◆ INSTRUCTIONS FOR THE TASK: Read the material below and count the lines holding the string "mots". Give that count with nothing added.

## START WORKING DATA

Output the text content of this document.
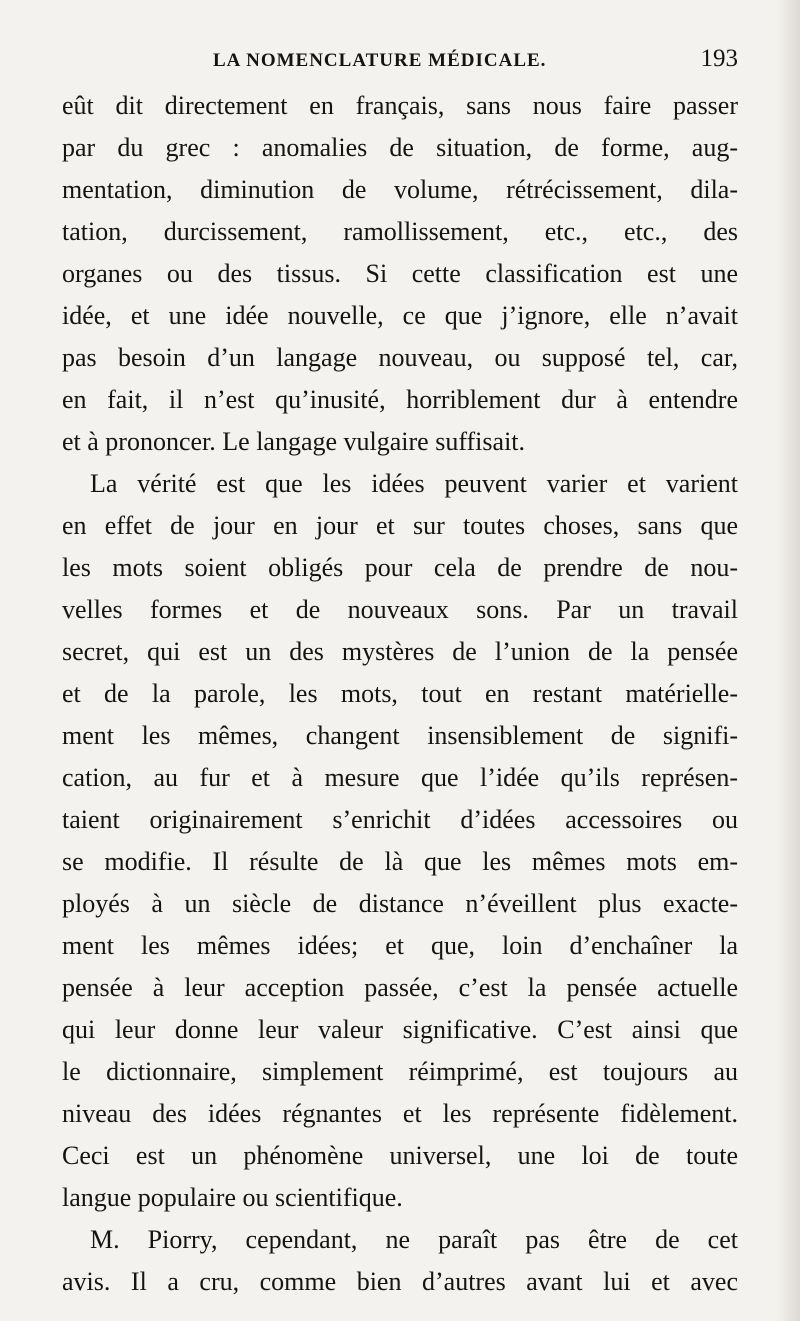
LA NOMENCLATURE MÉDICALE.	193
eût dit directement en français, sans nous faire passer
par du grec : anomalies de situation, de forme, aug-
mentation, diminution de volume, rétrécissement, dila-
tation, durcissement, ramollissement, etc., etc., des
organes ou des tissus. Si cette classification est une
idée, et une idée nouvelle, ce que j’ignore, elle n’avait
pas besoin d’un langage nouveau, ou supposé tel, car,
en fait, il n’est qu’inusité, horriblement dur à entendre
et à prononcer. Le langage vulgaire suffisait.
La vérité est que les idées peuvent varier et varient
en effet de jour en jour et sur toutes choses, sans que
les mots soient obligés pour cela de prendre de nou-
velles formes et de nouveaux sons. Par un travail
secret, qui est un des mystères de l’union de la pensée
et de la parole, les mots, tout en restant matérielle-
ment les mêmes, changent insensiblement de signifi-
cation, au fur et à mesure que l’idée qu’ils représen-
taient originairement s’enrichit d’idées accessoires ou
se modifie. Il résulte de là que les mêmes mots em-
ployés à un siècle de distance n’éveillent plus exacte-
ment les mêmes idées; et que, loin d’enchaîner la
pensée à leur acception passée, c’est la pensée actuelle
qui leur donne leur valeur significative. C’est ainsi que
le dictionnaire, simplement réimprimé, est toujours au
niveau des idées régnantes et les représente fidèlement.
Ceci est un phénomène universel, une loi de toute
langue populaire ou scientifique.
M. Piorry, cependant, ne paraît pas être de cet
avis. Il a cru, comme bien d’autres avant lui et avec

## END WORKING DATA

◆ CORRECT RESPONSE: 3